#### EXERCISE DETAILS
Rewrite the items as a numbered list, from the first line through the line containing "Bar [42, 146, 1364, 183]", including both ends and dropping any blank lines.
··· INPUT ···
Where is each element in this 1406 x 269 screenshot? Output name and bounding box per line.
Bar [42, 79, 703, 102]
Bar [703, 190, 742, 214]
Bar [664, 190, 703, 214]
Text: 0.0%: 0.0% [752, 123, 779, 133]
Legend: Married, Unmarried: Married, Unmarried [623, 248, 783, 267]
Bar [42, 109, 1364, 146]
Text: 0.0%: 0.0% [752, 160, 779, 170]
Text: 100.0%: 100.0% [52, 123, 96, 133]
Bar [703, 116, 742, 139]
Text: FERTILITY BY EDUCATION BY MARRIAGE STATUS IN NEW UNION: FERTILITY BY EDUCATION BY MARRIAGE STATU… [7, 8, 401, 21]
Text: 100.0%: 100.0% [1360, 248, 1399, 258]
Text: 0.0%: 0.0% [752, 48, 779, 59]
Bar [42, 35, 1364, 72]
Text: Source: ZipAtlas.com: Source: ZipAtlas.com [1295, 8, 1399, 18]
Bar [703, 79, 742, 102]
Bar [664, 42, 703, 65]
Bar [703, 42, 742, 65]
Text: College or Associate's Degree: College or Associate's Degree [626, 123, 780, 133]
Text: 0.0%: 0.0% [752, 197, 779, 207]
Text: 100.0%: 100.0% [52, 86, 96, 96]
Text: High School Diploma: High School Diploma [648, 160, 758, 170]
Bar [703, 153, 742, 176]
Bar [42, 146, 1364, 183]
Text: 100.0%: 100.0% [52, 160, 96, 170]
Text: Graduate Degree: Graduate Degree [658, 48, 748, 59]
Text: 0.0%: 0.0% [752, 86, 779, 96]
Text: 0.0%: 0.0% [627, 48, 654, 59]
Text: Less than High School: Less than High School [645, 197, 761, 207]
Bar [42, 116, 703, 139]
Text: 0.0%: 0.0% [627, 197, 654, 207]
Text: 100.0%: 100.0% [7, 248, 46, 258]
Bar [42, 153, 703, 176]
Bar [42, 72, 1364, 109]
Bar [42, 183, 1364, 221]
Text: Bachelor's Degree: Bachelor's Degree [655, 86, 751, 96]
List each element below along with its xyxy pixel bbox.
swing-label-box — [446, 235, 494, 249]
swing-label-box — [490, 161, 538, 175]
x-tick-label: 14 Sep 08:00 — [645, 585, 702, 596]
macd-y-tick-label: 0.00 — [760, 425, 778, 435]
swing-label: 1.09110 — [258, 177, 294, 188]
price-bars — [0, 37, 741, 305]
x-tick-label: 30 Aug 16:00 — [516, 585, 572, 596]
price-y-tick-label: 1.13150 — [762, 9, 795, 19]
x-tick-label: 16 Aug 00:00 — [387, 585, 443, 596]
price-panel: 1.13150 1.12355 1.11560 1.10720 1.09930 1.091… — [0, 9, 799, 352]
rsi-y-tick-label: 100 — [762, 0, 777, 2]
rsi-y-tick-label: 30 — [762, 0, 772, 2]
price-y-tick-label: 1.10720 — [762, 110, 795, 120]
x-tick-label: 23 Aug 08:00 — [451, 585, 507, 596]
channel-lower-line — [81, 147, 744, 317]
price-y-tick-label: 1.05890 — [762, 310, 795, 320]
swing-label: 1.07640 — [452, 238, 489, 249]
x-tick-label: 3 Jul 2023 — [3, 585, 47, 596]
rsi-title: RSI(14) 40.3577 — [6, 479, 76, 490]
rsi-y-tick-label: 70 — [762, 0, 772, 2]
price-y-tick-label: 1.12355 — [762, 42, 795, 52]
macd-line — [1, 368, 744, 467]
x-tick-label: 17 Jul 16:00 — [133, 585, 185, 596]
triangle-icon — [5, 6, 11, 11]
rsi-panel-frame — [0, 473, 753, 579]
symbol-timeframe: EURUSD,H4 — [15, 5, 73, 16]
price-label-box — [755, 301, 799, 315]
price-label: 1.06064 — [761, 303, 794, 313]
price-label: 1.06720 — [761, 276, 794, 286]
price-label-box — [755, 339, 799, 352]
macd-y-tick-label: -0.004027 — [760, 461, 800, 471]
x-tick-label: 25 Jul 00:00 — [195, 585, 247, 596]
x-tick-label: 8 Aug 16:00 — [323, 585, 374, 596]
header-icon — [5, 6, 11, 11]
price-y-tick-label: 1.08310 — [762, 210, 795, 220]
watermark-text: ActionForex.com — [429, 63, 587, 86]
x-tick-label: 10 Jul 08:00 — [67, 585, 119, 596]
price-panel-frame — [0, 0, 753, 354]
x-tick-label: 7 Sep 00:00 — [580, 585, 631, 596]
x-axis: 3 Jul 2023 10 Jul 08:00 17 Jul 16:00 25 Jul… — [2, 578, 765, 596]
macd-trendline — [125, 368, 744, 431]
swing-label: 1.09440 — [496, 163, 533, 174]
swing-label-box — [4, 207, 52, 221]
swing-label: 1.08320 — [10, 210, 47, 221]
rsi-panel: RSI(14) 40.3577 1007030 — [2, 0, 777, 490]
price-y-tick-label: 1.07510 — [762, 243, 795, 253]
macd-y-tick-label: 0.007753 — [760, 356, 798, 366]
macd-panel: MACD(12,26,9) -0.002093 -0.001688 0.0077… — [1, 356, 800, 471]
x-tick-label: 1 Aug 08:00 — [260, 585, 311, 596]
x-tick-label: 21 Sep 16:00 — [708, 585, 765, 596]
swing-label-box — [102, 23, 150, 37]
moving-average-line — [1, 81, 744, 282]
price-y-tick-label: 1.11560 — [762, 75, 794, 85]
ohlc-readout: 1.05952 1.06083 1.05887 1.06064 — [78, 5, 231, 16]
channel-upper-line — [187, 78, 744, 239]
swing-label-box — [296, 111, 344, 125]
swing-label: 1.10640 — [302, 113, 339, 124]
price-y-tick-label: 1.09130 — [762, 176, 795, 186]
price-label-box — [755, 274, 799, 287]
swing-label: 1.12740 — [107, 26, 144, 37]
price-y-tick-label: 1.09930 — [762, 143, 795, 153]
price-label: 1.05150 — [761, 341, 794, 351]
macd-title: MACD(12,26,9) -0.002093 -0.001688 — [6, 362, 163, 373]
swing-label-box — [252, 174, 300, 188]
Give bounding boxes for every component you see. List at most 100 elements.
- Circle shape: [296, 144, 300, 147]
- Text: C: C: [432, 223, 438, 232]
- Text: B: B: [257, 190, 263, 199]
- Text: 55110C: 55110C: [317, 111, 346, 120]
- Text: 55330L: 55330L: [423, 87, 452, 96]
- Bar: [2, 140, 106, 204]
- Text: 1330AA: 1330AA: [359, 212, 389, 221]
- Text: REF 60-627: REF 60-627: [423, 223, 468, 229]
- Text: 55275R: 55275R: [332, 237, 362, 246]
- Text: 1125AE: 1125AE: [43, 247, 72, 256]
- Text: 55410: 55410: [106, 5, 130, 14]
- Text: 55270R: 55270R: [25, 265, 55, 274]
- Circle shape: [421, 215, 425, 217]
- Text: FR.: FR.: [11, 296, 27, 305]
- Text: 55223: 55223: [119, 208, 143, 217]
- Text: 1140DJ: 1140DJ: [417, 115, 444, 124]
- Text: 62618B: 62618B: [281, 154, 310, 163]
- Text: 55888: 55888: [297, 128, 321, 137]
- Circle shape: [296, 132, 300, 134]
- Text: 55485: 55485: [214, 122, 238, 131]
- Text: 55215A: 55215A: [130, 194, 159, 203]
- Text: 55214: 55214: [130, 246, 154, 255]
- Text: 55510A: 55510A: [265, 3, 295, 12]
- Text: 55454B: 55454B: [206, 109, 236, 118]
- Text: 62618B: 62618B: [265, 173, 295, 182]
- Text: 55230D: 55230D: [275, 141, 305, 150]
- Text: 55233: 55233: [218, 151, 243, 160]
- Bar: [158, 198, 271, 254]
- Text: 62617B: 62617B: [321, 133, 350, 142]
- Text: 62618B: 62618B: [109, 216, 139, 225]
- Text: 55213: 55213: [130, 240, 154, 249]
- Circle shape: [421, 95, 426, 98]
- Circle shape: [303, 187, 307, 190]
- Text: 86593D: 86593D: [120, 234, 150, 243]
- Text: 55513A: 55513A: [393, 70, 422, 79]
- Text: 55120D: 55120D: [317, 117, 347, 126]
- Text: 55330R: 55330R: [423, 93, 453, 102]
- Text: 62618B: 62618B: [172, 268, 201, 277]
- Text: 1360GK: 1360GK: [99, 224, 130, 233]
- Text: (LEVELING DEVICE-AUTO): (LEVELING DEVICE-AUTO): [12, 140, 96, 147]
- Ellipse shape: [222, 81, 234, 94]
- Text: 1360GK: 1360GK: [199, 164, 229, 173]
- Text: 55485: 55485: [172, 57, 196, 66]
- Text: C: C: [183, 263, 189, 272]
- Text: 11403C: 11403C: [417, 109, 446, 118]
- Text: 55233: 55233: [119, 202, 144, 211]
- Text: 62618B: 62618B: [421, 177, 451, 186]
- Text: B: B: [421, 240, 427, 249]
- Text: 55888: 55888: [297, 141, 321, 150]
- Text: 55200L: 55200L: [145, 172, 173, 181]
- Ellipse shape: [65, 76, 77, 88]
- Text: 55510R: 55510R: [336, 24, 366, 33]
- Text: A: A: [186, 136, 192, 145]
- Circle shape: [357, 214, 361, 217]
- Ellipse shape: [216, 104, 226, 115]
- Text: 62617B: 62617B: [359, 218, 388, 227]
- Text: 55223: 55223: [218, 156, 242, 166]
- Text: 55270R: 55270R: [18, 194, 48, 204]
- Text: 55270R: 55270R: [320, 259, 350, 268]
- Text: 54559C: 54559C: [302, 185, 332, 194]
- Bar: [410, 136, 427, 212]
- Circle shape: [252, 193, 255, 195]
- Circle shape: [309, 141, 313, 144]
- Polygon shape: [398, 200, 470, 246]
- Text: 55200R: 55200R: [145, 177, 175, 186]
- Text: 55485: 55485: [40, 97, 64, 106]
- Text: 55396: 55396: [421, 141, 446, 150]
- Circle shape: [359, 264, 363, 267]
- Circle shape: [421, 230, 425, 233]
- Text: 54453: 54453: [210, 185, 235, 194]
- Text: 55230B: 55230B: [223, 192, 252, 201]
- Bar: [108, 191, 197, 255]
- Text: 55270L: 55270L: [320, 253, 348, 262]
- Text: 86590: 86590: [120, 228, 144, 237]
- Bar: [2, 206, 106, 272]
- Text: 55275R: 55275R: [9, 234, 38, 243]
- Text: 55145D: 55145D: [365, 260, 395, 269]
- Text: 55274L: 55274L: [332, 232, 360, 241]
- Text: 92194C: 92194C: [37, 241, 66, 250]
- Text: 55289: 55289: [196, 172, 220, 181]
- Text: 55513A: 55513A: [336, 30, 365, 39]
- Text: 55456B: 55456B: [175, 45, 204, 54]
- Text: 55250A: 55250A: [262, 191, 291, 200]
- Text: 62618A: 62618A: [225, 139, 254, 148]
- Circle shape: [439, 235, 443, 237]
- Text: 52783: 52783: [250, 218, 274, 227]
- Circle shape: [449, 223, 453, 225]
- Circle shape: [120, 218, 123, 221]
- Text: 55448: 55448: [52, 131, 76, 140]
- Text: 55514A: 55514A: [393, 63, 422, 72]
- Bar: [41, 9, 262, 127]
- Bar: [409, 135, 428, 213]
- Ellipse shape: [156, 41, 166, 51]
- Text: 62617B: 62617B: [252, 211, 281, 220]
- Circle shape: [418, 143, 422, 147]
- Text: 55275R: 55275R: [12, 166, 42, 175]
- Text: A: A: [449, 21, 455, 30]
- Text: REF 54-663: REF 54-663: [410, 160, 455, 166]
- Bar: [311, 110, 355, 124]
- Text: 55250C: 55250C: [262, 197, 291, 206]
···
#### EXERCISE OUTPUT
1. Where is each element in this 1406 x 269 screenshot? Output name and bounding box per line.
2. Bar [42, 79, 703, 102]
3. Bar [703, 190, 742, 214]
4. Bar [664, 190, 703, 214]
5. Text: 0.0%: 0.0% [752, 123, 779, 133]
6. Legend: Married, Unmarried: Married, Unmarried [623, 248, 783, 267]
7. Bar [42, 109, 1364, 146]
8. Text: 0.0%: 0.0% [752, 160, 779, 170]
9. Text: 100.0%: 100.0% [52, 123, 96, 133]
10. Bar [703, 116, 742, 139]
11. Text: FERTILITY BY EDUCATION BY MARRIAGE STATUS IN NEW UNION: FERTILITY BY EDUCATION BY MARRIAGE STATU… [7, 8, 401, 21]
12. Text: 100.0%: 100.0% [1360, 248, 1399, 258]
13. Text: 0.0%: 0.0% [752, 48, 779, 59]
14. Bar [42, 35, 1364, 72]
15. Text: Source: ZipAtlas.com: Source: ZipAtlas.com [1295, 8, 1399, 18]
16. Bar [703, 79, 742, 102]
17. Bar [664, 42, 703, 65]
18. Bar [703, 42, 742, 65]
19. Text: College or Associate's Degree: College or Associate's Degree [626, 123, 780, 133]
20. Text: 0.0%: 0.0% [752, 197, 779, 207]
21. Text: 100.0%: 100.0% [52, 86, 96, 96]
22. Text: High School Diploma: High School Diploma [648, 160, 758, 170]
23. Bar [703, 153, 742, 176]
24. Bar [42, 146, 1364, 183]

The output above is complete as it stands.